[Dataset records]
::::

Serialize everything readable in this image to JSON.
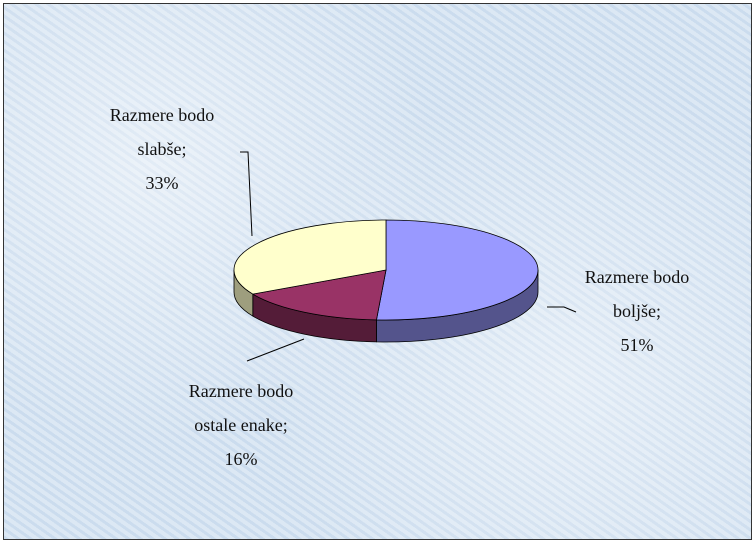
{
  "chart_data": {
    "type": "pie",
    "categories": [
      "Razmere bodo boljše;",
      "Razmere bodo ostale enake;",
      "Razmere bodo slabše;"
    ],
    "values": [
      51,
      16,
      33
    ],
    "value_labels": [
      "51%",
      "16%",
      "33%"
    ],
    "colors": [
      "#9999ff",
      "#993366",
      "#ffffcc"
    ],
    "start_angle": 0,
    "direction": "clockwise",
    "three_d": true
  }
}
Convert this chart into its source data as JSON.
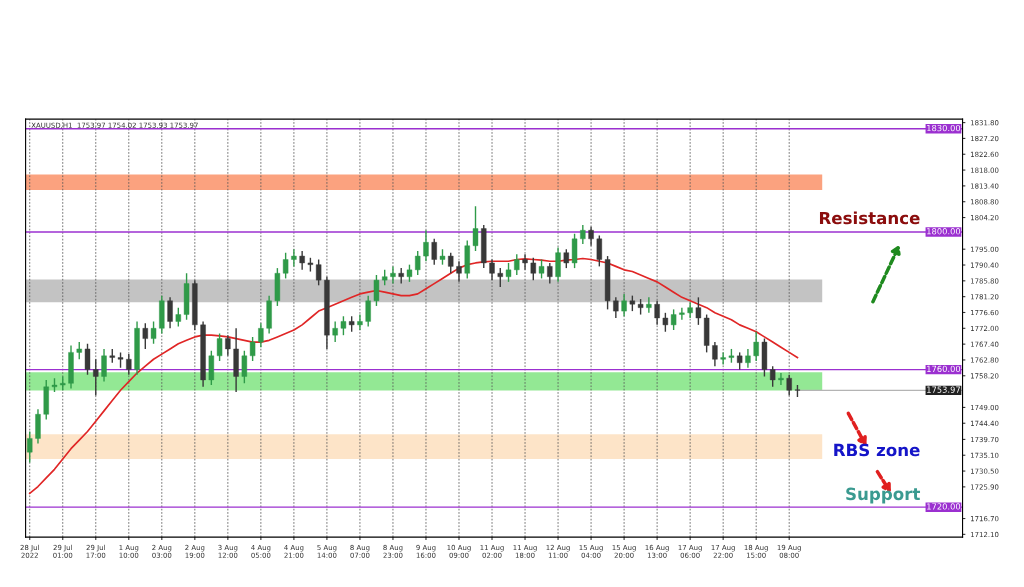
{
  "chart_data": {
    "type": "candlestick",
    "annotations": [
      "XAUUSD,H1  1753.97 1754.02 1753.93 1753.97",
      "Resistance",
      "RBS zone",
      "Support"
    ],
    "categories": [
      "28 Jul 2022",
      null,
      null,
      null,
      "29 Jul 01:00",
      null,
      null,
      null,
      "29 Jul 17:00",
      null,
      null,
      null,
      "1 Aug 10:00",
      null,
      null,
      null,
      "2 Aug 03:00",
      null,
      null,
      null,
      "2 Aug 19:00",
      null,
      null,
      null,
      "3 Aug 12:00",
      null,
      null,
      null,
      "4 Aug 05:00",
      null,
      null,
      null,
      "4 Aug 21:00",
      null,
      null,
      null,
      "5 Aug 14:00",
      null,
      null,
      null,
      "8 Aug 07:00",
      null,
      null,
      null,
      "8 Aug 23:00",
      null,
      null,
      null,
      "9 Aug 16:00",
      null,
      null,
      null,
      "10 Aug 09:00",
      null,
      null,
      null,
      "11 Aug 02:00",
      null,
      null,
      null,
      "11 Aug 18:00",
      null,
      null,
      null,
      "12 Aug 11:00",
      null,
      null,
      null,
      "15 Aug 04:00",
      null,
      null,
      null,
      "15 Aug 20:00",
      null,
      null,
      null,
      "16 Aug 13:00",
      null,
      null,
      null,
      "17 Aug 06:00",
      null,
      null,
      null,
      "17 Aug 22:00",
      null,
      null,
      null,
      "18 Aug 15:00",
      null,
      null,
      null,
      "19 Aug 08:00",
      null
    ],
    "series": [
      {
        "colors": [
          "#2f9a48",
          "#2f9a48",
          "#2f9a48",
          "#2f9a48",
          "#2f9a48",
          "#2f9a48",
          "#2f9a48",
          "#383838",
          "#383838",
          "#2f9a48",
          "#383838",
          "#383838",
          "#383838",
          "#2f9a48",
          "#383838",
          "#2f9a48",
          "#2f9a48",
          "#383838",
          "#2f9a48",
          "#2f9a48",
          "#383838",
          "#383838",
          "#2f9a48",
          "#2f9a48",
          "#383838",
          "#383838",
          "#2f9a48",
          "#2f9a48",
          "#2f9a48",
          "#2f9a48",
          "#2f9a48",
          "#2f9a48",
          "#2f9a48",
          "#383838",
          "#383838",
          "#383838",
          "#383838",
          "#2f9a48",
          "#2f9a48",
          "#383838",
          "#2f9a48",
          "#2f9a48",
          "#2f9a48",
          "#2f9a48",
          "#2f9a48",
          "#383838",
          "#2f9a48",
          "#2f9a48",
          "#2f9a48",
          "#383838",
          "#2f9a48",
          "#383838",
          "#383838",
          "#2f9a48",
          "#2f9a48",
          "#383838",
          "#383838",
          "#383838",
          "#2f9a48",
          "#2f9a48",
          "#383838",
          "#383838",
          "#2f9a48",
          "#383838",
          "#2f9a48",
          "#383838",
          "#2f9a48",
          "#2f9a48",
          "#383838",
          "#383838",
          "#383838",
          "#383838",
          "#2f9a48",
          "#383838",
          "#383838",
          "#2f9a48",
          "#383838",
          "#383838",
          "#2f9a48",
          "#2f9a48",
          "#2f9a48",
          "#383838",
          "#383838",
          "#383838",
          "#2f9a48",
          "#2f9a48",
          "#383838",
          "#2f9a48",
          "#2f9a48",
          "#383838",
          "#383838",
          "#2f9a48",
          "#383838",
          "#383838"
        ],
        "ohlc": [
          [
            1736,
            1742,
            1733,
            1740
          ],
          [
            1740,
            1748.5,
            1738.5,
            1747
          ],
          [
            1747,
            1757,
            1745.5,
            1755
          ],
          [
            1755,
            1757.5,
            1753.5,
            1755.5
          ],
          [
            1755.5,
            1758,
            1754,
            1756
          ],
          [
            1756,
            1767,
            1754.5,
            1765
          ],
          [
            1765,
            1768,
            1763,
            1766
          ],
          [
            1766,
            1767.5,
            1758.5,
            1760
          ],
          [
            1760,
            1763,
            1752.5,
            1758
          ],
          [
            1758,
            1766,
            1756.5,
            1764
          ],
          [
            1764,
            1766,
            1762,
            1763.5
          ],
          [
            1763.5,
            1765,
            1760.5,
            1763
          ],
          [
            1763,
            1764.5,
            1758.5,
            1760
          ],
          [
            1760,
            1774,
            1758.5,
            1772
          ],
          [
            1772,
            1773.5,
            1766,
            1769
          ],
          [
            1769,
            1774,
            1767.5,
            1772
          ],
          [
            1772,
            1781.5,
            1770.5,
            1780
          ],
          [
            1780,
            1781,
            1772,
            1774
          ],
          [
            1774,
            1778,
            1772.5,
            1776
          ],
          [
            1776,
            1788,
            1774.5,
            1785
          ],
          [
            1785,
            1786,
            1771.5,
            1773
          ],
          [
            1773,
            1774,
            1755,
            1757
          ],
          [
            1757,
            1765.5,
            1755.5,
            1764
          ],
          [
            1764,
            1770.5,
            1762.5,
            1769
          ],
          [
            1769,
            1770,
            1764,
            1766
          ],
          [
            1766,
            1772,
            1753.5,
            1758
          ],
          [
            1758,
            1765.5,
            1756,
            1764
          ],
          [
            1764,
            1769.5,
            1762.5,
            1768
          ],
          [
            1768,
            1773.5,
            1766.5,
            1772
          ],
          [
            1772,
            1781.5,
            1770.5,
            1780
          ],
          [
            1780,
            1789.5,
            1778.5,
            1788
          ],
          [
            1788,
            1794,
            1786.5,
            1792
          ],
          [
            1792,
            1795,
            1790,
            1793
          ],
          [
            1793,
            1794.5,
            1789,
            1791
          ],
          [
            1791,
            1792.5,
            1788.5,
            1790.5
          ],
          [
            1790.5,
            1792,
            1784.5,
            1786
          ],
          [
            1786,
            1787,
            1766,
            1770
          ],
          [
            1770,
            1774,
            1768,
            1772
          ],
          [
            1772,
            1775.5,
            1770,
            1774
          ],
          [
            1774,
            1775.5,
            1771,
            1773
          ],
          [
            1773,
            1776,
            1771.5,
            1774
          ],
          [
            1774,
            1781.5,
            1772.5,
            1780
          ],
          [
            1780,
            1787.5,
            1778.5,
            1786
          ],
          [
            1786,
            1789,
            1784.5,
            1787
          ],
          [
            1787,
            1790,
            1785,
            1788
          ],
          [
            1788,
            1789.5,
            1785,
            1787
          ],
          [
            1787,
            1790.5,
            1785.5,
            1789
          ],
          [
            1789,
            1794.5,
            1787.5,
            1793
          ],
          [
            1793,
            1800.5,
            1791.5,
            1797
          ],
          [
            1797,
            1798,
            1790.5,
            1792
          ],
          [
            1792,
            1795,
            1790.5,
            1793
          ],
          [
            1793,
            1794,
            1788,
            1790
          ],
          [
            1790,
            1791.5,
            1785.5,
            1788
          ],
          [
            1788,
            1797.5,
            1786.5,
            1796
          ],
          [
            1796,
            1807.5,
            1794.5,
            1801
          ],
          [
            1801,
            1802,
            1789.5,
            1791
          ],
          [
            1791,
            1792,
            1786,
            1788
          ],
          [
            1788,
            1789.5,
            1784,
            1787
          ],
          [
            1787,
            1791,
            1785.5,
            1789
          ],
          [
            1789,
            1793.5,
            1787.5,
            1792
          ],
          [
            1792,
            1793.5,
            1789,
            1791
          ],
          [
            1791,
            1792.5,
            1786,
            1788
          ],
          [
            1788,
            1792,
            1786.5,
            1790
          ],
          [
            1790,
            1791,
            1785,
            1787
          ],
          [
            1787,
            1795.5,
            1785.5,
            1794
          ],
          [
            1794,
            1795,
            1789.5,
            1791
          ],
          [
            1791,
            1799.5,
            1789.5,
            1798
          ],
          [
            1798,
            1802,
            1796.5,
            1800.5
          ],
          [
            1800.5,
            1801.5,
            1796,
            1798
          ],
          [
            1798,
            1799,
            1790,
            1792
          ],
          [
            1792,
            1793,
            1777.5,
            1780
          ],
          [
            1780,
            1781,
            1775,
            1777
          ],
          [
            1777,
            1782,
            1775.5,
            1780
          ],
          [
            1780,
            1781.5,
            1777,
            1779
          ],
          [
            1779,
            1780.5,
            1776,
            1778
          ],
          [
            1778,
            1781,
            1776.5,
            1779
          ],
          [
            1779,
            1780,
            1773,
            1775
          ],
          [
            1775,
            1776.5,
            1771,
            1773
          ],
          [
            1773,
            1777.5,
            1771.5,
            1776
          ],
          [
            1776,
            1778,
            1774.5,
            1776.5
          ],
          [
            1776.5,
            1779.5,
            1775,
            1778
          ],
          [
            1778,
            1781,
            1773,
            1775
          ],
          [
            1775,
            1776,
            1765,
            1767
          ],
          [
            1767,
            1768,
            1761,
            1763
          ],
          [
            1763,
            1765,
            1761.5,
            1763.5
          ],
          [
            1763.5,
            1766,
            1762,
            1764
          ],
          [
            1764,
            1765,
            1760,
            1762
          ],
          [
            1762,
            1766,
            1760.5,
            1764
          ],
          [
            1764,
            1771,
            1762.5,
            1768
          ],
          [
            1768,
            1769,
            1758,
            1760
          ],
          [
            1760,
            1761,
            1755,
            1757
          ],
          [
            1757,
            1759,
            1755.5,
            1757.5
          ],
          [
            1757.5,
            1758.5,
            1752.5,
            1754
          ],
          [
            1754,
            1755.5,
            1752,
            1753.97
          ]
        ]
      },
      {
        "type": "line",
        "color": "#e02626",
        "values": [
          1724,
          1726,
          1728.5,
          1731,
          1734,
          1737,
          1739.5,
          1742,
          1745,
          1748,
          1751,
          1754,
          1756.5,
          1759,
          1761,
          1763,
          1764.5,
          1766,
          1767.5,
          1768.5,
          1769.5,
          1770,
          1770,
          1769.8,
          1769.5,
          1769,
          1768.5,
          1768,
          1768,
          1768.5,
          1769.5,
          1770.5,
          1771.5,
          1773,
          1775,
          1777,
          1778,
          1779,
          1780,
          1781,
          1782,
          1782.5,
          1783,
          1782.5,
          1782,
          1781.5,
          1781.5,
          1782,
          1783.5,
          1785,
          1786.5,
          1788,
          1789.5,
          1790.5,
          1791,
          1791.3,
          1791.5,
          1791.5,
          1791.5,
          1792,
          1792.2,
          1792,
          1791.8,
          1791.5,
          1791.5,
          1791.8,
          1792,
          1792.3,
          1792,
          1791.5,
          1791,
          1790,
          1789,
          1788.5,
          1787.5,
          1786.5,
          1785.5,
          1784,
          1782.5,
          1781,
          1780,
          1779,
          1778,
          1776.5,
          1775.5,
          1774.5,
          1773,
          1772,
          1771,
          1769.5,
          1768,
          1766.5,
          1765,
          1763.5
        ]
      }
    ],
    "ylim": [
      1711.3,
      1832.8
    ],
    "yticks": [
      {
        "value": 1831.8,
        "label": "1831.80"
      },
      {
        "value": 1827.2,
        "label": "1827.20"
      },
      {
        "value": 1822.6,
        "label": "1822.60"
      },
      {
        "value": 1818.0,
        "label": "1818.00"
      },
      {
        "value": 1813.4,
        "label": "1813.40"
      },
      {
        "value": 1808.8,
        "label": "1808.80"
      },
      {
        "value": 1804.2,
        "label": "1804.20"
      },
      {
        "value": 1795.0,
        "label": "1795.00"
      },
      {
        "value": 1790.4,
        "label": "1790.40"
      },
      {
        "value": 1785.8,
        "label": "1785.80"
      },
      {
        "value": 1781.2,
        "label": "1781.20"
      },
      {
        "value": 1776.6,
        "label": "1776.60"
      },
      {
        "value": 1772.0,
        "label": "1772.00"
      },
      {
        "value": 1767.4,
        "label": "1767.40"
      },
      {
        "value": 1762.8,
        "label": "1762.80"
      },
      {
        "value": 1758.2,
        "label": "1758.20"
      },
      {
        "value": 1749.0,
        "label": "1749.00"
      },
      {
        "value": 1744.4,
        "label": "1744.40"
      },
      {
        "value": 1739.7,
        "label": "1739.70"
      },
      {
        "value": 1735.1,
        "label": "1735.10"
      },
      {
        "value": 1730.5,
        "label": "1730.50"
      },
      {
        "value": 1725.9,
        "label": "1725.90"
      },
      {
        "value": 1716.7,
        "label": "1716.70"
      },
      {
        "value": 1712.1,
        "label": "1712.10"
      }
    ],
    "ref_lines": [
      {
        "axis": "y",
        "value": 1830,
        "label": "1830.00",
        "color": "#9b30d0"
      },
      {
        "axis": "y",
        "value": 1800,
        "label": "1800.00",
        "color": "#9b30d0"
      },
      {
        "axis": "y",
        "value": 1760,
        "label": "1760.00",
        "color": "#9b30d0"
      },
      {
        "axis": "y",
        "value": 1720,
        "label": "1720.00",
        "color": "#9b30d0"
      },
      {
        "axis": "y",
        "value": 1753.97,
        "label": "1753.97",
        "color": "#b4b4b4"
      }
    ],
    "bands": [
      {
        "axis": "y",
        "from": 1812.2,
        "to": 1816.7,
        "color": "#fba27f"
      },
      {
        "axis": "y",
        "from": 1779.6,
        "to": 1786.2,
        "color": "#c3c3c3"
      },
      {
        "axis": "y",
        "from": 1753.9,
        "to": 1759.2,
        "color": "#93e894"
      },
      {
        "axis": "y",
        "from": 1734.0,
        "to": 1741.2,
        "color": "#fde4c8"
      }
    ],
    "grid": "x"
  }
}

::::

Go through the material line by line. Show each line that contains the string "Razmere".

**Result for this task:**
      "Razmere bodo boljše;",
      "Razmere bodo ostale enake;",
      "Razmere bodo slabše;"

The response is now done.